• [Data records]
↓↓↓
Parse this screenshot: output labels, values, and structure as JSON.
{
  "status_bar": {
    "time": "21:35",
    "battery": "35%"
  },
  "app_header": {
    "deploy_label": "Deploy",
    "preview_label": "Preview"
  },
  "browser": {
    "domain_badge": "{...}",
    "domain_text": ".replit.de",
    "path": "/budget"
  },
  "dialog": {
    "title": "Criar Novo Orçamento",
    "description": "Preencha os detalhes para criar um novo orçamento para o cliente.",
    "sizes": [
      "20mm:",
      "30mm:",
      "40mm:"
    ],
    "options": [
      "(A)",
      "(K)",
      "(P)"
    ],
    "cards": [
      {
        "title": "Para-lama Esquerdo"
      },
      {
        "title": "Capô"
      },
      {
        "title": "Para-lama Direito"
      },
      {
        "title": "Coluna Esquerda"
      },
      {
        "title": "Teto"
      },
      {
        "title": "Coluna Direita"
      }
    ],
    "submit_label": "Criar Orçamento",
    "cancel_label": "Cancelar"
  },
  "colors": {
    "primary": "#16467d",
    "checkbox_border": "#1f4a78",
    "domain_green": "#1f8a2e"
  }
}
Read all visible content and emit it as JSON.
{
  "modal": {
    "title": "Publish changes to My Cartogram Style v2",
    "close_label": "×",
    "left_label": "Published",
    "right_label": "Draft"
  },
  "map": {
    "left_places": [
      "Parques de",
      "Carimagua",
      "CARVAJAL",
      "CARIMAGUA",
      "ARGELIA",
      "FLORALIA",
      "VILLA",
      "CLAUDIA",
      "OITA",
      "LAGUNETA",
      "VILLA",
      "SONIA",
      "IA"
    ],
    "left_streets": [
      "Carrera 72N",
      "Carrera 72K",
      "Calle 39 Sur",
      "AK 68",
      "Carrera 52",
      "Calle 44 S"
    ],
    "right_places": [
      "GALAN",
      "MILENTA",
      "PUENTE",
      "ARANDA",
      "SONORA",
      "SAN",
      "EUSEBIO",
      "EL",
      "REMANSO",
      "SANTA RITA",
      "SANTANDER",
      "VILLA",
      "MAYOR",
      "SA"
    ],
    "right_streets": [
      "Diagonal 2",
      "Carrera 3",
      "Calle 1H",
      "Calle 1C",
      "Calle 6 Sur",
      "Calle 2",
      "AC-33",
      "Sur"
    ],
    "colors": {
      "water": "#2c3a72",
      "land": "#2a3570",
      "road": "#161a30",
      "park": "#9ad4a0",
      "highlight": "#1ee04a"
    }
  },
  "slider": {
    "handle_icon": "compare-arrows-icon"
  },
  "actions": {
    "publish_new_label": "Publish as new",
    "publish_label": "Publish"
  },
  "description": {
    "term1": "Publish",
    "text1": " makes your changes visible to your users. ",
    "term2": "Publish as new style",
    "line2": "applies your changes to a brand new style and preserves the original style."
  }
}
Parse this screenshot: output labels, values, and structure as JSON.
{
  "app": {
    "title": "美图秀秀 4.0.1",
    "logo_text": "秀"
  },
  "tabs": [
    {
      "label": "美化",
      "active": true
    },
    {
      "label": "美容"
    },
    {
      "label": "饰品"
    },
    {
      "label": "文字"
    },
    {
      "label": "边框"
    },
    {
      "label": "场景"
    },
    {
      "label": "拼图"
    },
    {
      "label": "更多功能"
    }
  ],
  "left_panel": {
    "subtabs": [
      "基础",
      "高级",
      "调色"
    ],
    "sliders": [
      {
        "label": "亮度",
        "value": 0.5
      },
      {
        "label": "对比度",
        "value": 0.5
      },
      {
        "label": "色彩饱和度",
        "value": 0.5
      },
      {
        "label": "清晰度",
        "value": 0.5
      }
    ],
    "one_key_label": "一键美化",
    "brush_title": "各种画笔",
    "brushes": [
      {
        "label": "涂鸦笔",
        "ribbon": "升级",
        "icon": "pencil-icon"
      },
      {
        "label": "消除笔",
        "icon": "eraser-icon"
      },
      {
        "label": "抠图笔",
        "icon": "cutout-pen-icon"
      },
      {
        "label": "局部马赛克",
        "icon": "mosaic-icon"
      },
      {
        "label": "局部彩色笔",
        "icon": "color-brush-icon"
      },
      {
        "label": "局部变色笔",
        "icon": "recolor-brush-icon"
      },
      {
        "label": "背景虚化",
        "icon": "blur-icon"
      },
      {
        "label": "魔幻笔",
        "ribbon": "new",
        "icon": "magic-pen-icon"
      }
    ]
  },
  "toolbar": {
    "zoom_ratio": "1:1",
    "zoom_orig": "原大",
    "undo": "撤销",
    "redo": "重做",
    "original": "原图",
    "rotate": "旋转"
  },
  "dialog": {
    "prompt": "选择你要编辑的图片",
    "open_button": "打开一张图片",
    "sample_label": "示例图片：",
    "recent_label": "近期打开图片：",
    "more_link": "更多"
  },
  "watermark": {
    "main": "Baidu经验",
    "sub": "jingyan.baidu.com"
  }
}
↑↑↑
• [WHAT YOU HAVE TO DO] Please restate the data word for word, every record included.

• [SOLUTION TO THIS EXERCISE]
Parse this screenshot: output labels, values, and structure as JSON.
{
  "status_bar": {
    "time": "21:35",
    "battery": "35%"
  },
  "app_header": {
    "deploy_label": "Deploy",
    "preview_label": "Preview"
  },
  "browser": {
    "domain_badge": "{...}",
    "domain_text": ".replit.de",
    "path": "/budget"
  },
  "dialog": {
    "title": "Criar Novo Orçamento",
    "description": "Preencha os detalhes para criar um novo orçamento para o cliente.",
    "sizes": [
      "20mm:",
      "30mm:",
      "40mm:"
    ],
    "options": [
      "(A)",
      "(K)",
      "(P)"
    ],
    "cards": [
      {
        "title": "Para-lama Esquerdo"
      },
      {
        "title": "Capô"
      },
      {
        "title": "Para-lama Direito"
      },
      {
        "title": "Coluna Esquerda"
      },
      {
        "title": "Teto"
      },
      {
        "title": "Coluna Direita"
      }
    ],
    "submit_label": "Criar Orçamento",
    "cancel_label": "Cancelar"
  },
  "colors": {
    "primary": "#16467d",
    "checkbox_border": "#1f4a78",
    "domain_green": "#1f8a2e"
  }
}
Read all visible content and emit it as JSON.
{
  "modal": {
    "title": "Publish changes to My Cartogram Style v2",
    "close_label": "×",
    "left_label": "Published",
    "right_label": "Draft"
  },
  "map": {
    "left_places": [
      "Parques de",
      "Carimagua",
      "CARVAJAL",
      "CARIMAGUA",
      "ARGELIA",
      "FLORALIA",
      "VILLA",
      "CLAUDIA",
      "OITA",
      "LAGUNETA",
      "VILLA",
      "SONIA",
      "IA"
    ],
    "left_streets": [
      "Carrera 72N",
      "Carrera 72K",
      "Calle 39 Sur",
      "AK 68",
      "Carrera 52",
      "Calle 44 S"
    ],
    "right_places": [
      "GALAN",
      "MILENTA",
      "PUENTE",
      "ARANDA",
      "SONORA",
      "SAN",
      "EUSEBIO",
      "EL",
      "REMANSO",
      "SANTA RITA",
      "SANTANDER",
      "VILLA",
      "MAYOR",
      "SA"
    ],
    "right_streets": [
      "Diagonal 2",
      "Carrera 3",
      "Calle 1H",
      "Calle 1C",
      "Calle 6 Sur",
      "Calle 2",
      "AC-33",
      "Sur"
    ],
    "colors": {
      "water": "#2c3a72",
      "land": "#2a3570",
      "road": "#161a30",
      "park": "#9ad4a0",
      "highlight": "#1ee04a"
    }
  },
  "slider": {
    "handle_icon": "compare-arrows-icon"
  },
  "actions": {
    "publish_new_label": "Publish as new",
    "publish_label": "Publish"
  },
  "description": {
    "term1": "Publish",
    "text1": " makes your changes visible to your users. ",
    "term2": "Publish as new style",
    "line2": "applies your changes to a brand new style and preserves the original style."
  }
}
Parse this screenshot: output labels, values, and structure as JSON.
{
  "app": {
    "title": "美图秀秀 4.0.1",
    "logo_text": "秀"
  },
  "tabs": [
    {
      "label": "美化",
      "active": true
    },
    {
      "label": "美容"
    },
    {
      "label": "饰品"
    },
    {
      "label": "文字"
    },
    {
      "label": "边框"
    },
    {
      "label": "场景"
    },
    {
      "label": "拼图"
    },
    {
      "label": "更多功能"
    }
  ],
  "left_panel": {
    "subtabs": [
      "基础",
      "高级",
      "调色"
    ],
    "sliders": [
      {
        "label": "亮度",
        "value": 0.5
      },
      {
        "label": "对比度",
        "value": 0.5
      },
      {
        "label": "色彩饱和度",
        "value": 0.5
      },
      {
        "label": "清晰度",
        "value": 0.5
      }
    ],
    "one_key_label": "一键美化",
    "brush_title": "各种画笔",
    "brushes": [
      {
        "label": "涂鸦笔",
        "ribbon": "升级",
        "icon": "pencil-icon"
      },
      {
        "label": "消除笔",
        "icon": "eraser-icon"
      },
      {
        "label": "抠图笔",
        "icon": "cutout-pen-icon"
      },
      {
        "label": "局部马赛克",
        "icon": "mosaic-icon"
      },
      {
        "label": "局部彩色笔",
        "icon": "color-brush-icon"
      },
      {
        "label": "局部变色笔",
        "icon": "recolor-brush-icon"
      },
      {
        "label": "背景虚化",
        "icon": "blur-icon"
      },
      {
        "label": "魔幻笔",
        "ribbon": "new",
        "icon": "magic-pen-icon"
      }
    ]
  },
  "toolbar": {
    "zoom_ratio": "1:1",
    "zoom_orig": "原大",
    "undo": "撤销",
    "redo": "重做",
    "original": "原图",
    "rotate": "旋转"
  },
  "dialog": {
    "prompt": "选择你要编辑的图片",
    "open_button": "打开一张图片",
    "sample_label": "示例图片：",
    "recent_label": "近期打开图片：",
    "more_link": "更多"
  },
  "watermark": {
    "main": "Baidu经验",
    "sub": "jingyan.baidu.com"
  }
}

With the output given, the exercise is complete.